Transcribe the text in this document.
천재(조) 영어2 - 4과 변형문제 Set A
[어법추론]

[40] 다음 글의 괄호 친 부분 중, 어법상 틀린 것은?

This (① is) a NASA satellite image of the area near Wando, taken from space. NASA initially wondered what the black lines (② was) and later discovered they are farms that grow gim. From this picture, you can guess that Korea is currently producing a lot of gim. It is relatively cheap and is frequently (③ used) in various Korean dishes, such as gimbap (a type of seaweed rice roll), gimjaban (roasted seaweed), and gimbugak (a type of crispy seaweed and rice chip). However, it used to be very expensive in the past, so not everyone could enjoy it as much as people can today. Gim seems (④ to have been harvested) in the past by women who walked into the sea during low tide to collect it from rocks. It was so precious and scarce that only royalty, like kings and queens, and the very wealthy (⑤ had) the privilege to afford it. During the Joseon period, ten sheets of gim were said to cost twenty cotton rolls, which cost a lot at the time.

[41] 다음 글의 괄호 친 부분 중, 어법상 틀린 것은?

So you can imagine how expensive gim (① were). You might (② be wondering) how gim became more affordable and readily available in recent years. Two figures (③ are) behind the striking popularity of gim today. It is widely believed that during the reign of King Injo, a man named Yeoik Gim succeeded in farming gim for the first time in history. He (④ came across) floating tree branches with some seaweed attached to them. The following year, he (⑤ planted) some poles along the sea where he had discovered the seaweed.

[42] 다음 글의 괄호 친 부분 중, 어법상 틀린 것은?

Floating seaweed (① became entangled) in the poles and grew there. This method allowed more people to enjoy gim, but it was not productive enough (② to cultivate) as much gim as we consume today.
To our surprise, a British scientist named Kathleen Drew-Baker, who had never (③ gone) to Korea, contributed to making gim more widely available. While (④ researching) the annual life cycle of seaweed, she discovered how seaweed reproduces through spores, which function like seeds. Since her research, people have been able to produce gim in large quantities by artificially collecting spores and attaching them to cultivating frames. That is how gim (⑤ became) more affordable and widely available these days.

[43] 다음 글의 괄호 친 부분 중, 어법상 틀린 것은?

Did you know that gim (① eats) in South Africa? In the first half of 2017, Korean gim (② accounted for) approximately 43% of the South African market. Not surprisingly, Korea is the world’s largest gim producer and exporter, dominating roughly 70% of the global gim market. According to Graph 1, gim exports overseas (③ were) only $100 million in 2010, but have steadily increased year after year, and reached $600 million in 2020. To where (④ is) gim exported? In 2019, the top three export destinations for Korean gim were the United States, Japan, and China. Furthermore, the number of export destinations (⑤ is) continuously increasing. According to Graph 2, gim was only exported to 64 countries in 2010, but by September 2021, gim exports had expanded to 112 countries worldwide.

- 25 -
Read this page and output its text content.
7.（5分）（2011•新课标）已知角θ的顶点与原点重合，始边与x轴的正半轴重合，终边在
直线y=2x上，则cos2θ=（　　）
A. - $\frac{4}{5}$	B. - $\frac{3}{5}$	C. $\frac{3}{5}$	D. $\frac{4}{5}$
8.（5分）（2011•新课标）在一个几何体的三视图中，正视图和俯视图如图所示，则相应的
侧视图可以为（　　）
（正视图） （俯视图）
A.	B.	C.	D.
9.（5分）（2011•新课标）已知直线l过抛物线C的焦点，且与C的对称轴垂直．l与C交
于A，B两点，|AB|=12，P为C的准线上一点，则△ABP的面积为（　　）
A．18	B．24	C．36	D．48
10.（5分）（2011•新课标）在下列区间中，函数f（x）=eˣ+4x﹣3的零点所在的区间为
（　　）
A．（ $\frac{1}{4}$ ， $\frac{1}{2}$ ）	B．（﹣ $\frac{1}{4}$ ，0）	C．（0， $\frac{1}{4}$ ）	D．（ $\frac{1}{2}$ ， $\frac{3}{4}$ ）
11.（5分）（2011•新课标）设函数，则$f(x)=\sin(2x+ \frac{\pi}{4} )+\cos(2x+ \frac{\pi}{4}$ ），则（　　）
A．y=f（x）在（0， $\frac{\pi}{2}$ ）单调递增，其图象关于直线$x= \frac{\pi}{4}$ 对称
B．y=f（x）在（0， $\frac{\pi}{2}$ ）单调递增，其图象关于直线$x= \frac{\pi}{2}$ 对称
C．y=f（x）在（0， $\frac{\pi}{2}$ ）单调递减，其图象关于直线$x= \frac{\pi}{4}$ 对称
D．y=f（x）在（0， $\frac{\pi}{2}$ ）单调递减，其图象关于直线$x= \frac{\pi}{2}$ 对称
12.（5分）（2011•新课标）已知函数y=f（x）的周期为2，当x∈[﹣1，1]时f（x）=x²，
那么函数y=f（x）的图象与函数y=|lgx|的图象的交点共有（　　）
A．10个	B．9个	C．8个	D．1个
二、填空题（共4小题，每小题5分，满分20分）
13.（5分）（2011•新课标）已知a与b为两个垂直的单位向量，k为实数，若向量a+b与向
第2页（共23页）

####

List the lines of the entries that include "text".

FULL OUTPUT:
Transcribe the text in this document.
Read this page and output its text content.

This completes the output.